### EXERCISE INPUTS
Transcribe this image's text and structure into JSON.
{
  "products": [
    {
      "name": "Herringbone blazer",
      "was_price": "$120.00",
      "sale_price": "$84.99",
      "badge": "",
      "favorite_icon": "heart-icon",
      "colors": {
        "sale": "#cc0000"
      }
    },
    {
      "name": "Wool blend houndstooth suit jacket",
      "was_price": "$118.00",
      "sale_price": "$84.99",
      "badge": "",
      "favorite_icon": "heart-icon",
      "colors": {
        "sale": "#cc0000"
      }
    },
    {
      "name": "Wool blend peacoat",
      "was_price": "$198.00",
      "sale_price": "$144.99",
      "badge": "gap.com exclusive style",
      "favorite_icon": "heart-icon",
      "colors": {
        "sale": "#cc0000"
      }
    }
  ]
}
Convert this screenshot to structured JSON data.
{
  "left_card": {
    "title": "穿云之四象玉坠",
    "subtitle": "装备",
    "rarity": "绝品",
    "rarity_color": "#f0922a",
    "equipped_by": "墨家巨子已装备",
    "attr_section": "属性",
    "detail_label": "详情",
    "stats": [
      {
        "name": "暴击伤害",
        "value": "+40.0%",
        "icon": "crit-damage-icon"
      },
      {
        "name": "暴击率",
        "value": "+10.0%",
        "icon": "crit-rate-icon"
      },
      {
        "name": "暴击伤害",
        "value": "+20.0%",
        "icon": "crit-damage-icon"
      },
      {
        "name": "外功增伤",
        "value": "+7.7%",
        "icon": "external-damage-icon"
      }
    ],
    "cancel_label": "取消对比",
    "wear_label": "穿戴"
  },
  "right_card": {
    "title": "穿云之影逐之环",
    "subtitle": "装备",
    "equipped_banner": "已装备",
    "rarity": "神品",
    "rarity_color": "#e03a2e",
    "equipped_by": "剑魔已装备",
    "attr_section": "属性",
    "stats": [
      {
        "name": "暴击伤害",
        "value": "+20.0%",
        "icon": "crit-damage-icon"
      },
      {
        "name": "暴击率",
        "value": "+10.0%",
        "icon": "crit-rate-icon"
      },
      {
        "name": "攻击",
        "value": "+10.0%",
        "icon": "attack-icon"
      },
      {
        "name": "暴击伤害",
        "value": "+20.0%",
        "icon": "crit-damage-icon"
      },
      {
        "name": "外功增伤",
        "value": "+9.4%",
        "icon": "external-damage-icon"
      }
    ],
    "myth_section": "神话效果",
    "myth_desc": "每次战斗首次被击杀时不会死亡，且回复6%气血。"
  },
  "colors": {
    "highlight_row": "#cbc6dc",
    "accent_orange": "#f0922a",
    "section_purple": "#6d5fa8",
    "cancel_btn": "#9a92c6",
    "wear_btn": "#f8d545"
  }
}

### STATED GOAL
Every line of the data above should be copied exactly.

### SOLUTION TO THIS EXERCISE
Transcribe this image's text and structure into JSON.
{
  "products": [
    {
      "name": "Herringbone blazer",
      "was_price": "$120.00",
      "sale_price": "$84.99",
      "badge": "",
      "favorite_icon": "heart-icon",
      "colors": {
        "sale": "#cc0000"
      }
    },
    {
      "name": "Wool blend houndstooth suit jacket",
      "was_price": "$118.00",
      "sale_price": "$84.99",
      "badge": "",
      "favorite_icon": "heart-icon",
      "colors": {
        "sale": "#cc0000"
      }
    },
    {
      "name": "Wool blend peacoat",
      "was_price": "$198.00",
      "sale_price": "$144.99",
      "badge": "gap.com exclusive style",
      "favorite_icon": "heart-icon",
      "colors": {
        "sale": "#cc0000"
      }
    }
  ]
}
Convert this screenshot to structured JSON data.
{
  "left_card": {
    "title": "穿云之四象玉坠",
    "subtitle": "装备",
    "rarity": "绝品",
    "rarity_color": "#f0922a",
    "equipped_by": "墨家巨子已装备",
    "attr_section": "属性",
    "detail_label": "详情",
    "stats": [
      {
        "name": "暴击伤害",
        "value": "+40.0%",
        "icon": "crit-damage-icon"
      },
      {
        "name": "暴击率",
        "value": "+10.0%",
        "icon": "crit-rate-icon"
      },
      {
        "name": "暴击伤害",
        "value": "+20.0%",
        "icon": "crit-damage-icon"
      },
      {
        "name": "外功增伤",
        "value": "+7.7%",
        "icon": "external-damage-icon"
      }
    ],
    "cancel_label": "取消对比",
    "wear_label": "穿戴"
  },
  "right_card": {
    "title": "穿云之影逐之环",
    "subtitle": "装备",
    "equipped_banner": "已装备",
    "rarity": "神品",
    "rarity_color": "#e03a2e",
    "equipped_by": "剑魔已装备",
    "attr_section": "属性",
    "stats": [
      {
        "name": "暴击伤害",
        "value": "+20.0%",
        "icon": "crit-damage-icon"
      },
      {
        "name": "暴击率",
        "value": "+10.0%",
        "icon": "crit-rate-icon"
      },
      {
        "name": "攻击",
        "value": "+10.0%",
        "icon": "attack-icon"
      },
      {
        "name": "暴击伤害",
        "value": "+20.0%",
        "icon": "crit-damage-icon"
      },
      {
        "name": "外功增伤",
        "value": "+9.4%",
        "icon": "external-damage-icon"
      }
    ],
    "myth_section": "神话效果",
    "myth_desc": "每次战斗首次被击杀时不会死亡，且回复6%气血。"
  },
  "colors": {
    "highlight_row": "#cbc6dc",
    "accent_orange": "#f0922a",
    "section_purple": "#6d5fa8",
    "cancel_btn": "#9a92c6",
    "wear_btn": "#f8d545"
  }
}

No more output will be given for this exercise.